━━━━━ Exercise input ━━━━━

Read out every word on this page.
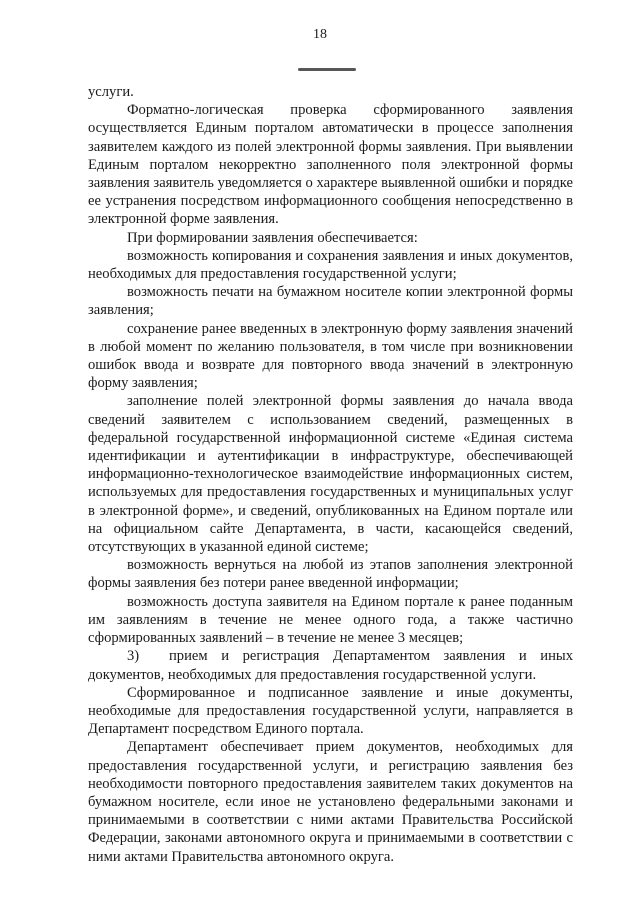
18

услуги.

Форматно-логическая проверка сформированного заявления осуществляется Единым порталом автоматически в процессе заполнения заявителем каждого из полей электронной формы заявления. При выявлении Единым порталом некорректно заполненного поля электронной формы заявления заявитель уведомляется о характере выявленной ошибки и порядке ее устранения посредством информационного сообщения непосредственно в электронной форме заявления.

При формировании заявления обеспечивается:

возможность копирования и сохранения заявления и иных документов, необходимых для предоставления государственной услуги;

возможность печати на бумажном носителе копии электронной формы заявления;

сохранение ранее введенных в электронную форму заявления значений в любой момент по желанию пользователя, в том числе при возникновении ошибок ввода и возврате для повторного ввода значений в электронную форму заявления;

заполнение полей электронной формы заявления до начала ввода сведений заявителем с использованием сведений, размещенных в федеральной государственной информационной системе «Единая система идентификации и аутентификации в инфраструктуре, обеспечивающей информационно-технологическое взаимодействие информационных систем, используемых для предоставления государственных и муниципальных услуг в электронной форме», и сведений, опубликованных на Едином портале или на официальном сайте Департамента, в части, касающейся сведений, отсутствующих в указанной единой системе;

возможность вернуться на любой из этапов заполнения электронной формы заявления без потери ранее введенной информации;

возможность доступа заявителя на Едином портале к ранее поданным им заявлениям в течение не менее одного года, а также частично сформированных заявлений – в течение не менее 3 месяцев;

3) прием и регистрация Департаментом заявления и иных документов, необходимых для предоставления государственной услуги.

Сформированное и подписанное заявление и иные документы, необходимые для предоставления государственной услуги, направляется в Департамент посредством Единого портала.

Департамент обеспечивает прием документов, необходимых для предоставления государственной услуги, и регистрацию заявления без необходимости повторного предоставления заявителем таких документов на бумажном носителе, если иное не установлено федеральными законами и принимаемыми в соответствии с ними актами Правительства Российской Федерации, законами автономного округа и принимаемыми в соответствии с ними актами Правительства автономного округа.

━━━━━

> Description of the task
In your copy of the listing above, reproduce each line exactly and omit all pictures.

> Full output
Read out every word on this page.
18

услуги.

Форматно-логическая проверка сформированного заявления осуществляется Единым порталом автоматически в процессе заполнения заявителем каждого из полей электронной формы заявления. При выявлении Единым порталом некорректно заполненного поля электронной формы заявления заявитель уведомляется о характере выявленной ошибки и порядке ее устранения посредством информационного сообщения непосредственно в электронной форме заявления.

При формировании заявления обеспечивается:

возможность копирования и сохранения заявления и иных документов, необходимых для предоставления государственной услуги;

возможность печати на бумажном носителе копии электронной формы заявления;

сохранение ранее введенных в электронную форму заявления значений в любой момент по желанию пользователя, в том числе при возникновении ошибок ввода и возврате для повторного ввода значений в электронную форму заявления;

заполнение полей электронной формы заявления до начала ввода сведений заявителем с использованием сведений, размещенных в федеральной государственной информационной системе «Единая система идентификации и аутентификации в инфраструктуре, обеспечивающей информационно-технологическое взаимодействие информационных систем, используемых для предоставления государственных и муниципальных услуг в электронной форме», и сведений, опубликованных на Едином портале или на официальном сайте Департамента, в части, касающейся сведений, отсутствующих в указанной единой системе;

возможность вернуться на любой из этапов заполнения электронной формы заявления без потери ранее введенной информации;

возможность доступа заявителя на Едином портале к ранее поданным им заявлениям в течение не менее одного года, а также частично сформированных заявлений – в течение не менее 3 месяцев;

3) прием и регистрация Департаментом заявления и иных документов, необходимых для предоставления государственной услуги.

Сформированное и подписанное заявление и иные документы, необходимые для предоставления государственной услуги, направляется в Департамент посредством Единого портала.

Департамент обеспечивает прием документов, необходимых для предоставления государственной услуги, и регистрацию заявления без необходимости повторного предоставления заявителем таких документов на бумажном носителе, если иное не установлено федеральными законами и принимаемыми в соответствии с ними актами Правительства Российской Федерации, законами автономного округа и принимаемыми в соответствии с ними актами Правительства автономного округа.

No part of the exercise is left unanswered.